Dataset entries
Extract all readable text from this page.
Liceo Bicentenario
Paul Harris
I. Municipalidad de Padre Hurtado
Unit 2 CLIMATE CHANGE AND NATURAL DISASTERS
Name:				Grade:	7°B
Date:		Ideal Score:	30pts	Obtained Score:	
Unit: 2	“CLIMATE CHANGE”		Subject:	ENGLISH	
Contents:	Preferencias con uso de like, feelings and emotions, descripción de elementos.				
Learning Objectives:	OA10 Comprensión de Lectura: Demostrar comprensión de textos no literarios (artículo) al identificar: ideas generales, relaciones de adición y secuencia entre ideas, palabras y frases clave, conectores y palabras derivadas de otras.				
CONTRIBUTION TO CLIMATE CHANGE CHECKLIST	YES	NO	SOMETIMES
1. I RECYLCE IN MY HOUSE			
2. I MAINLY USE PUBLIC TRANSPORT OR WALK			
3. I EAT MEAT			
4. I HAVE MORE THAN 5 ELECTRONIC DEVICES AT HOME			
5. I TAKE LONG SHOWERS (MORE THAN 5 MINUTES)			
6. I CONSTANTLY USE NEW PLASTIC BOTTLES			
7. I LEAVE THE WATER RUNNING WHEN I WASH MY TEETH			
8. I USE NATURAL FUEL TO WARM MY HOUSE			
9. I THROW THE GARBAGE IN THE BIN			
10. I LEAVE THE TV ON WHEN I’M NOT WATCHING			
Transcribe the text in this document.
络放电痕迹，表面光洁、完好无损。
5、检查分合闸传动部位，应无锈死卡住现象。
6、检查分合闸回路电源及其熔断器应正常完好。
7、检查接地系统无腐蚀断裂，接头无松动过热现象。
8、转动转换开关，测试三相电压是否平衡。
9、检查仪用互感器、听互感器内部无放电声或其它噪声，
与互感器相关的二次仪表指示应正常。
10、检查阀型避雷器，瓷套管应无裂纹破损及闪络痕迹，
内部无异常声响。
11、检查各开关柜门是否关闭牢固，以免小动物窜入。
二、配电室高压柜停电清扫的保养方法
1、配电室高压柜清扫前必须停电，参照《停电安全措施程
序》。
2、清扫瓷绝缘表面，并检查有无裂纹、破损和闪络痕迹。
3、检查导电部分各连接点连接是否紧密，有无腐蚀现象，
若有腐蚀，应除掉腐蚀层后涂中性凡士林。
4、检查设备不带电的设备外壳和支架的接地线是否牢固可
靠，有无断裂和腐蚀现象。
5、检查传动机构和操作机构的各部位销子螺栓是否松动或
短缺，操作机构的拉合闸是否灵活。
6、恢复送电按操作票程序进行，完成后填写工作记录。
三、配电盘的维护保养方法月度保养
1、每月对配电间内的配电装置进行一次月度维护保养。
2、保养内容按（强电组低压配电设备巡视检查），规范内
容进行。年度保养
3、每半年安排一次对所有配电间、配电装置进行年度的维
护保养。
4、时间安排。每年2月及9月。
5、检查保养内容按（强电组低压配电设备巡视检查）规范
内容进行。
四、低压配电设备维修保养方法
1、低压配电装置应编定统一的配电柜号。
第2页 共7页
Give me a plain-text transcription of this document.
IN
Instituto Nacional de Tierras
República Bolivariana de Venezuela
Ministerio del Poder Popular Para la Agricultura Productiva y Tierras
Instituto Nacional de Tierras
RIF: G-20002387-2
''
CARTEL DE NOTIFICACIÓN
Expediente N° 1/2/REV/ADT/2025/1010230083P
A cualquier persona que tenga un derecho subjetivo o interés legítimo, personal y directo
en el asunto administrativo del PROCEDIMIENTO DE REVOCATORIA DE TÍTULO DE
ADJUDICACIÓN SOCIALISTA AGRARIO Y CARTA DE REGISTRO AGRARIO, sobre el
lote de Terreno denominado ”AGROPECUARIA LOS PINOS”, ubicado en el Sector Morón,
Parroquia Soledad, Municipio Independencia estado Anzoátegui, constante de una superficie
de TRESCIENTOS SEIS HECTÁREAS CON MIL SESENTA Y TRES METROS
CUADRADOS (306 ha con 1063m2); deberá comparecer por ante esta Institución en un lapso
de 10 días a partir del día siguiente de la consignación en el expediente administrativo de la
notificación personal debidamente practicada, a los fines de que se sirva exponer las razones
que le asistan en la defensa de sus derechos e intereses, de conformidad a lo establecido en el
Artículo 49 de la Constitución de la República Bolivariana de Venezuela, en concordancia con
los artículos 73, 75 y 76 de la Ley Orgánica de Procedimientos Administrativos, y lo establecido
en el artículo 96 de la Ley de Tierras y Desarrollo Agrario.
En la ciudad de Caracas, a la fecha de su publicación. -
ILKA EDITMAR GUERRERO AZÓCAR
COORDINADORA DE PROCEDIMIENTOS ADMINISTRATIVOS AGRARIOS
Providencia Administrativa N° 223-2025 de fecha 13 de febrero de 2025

Given request:
Show all lines from the listing above in which "强电组低压配电设备巡视检查" appears.

Correct answer:
2、保养内容按（强电组低压配电设备巡视检查），规范内
5、检查保养内容按（强电组低压配电设备巡视检查）规范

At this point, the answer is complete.